ACM Transactions on Graphics (Proc. ACM Siggraph 2019)
Authors:
Zhiyang Huang*, Nathan Carr^, Tao Ju*
Affiliations:
*Washington University in St. Louis, ^Adobe
Teaser:
Given sparse, non-uniform, noisy and un-oriented points (bottom left)
sampled from a set of unstructured 3D curves (top left), our
variational definition simultaneously produces oriented normals
(top middle) and a smooth approximating surface (top right). The input
is challenging for state-of-the-art normal estimation methods such as
Wang's method, which fails around sparsely sampled thin features (the
flippers) (bottom middle). Incorrect normals lead to poor
reconstructions using existing implicit methods such as Screened
Poisson (bottom right).
Gallery: Our vectors (b) and surface (c) for samples from an
unstructured sketch (a). The inserts take a closer look between the
index and ring fingers (the line segments in the insert of (b) indicate
-g).

- _Recorded data_

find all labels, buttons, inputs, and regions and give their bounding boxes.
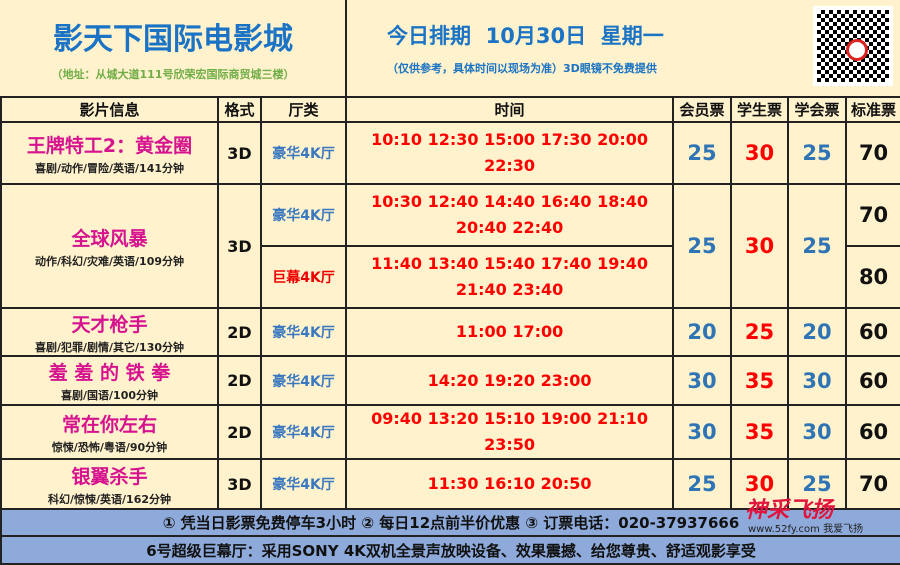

- _Task requirements_
1. Answer the following from the SIGGRAPH 2019 paper listing.
(a) Which affiliation is marked with the caret symbol?
(b) Which normal estimation method is said to fail around sparsely sampled thin features?
(c) What do the line segments in the insert of (b) in the gallery indicate?
2. Write a continuation of the SIGGRAPH 2019 paper listing, beginning after its final sentence.

- _Results of the exercise_
1.
(a) Adobe
(b) Wang's method
(c) -g

2.
Gallery: Top row: sampling a torus surface with decreasing density
(a,b,c,d with 500, 200, 50, 25 points respectively), varying sampling
density (e), missing samples (f,g), and along 1-dimensional curves
(h,i). Middle row: optimized vectors $\bg$ visualized as oriented disks
(green/blue: front/back side). Bottom row: the VIPSS (lambda=0) colored
by distance from the original torus surface(see color bar; the
percentages are of the largest dimension of the shape).
Abtract
We
propose a new method for reconstructing an implicit surface from an
un-oriented point set. While existing methods often involve non-trivial
heuristics and require additional constraints, such as normals or
labelled points, we introduce a direct definition of the function from
the points as the solution to a constrained quadratic optimization
problem. The definition has a number of appealing features: it uses a
single parameter (parameter-free for exact interpolation), applies to
any dimensions, commutes with similarity transformations, and can
be easily implemented without discretizing the space. More
importantly, the use of a global smoothness energy allows our
definition to be much more resilient to sampling imperfections than
existing methods, making it particularly suited for sparse and
non-uniform inputs.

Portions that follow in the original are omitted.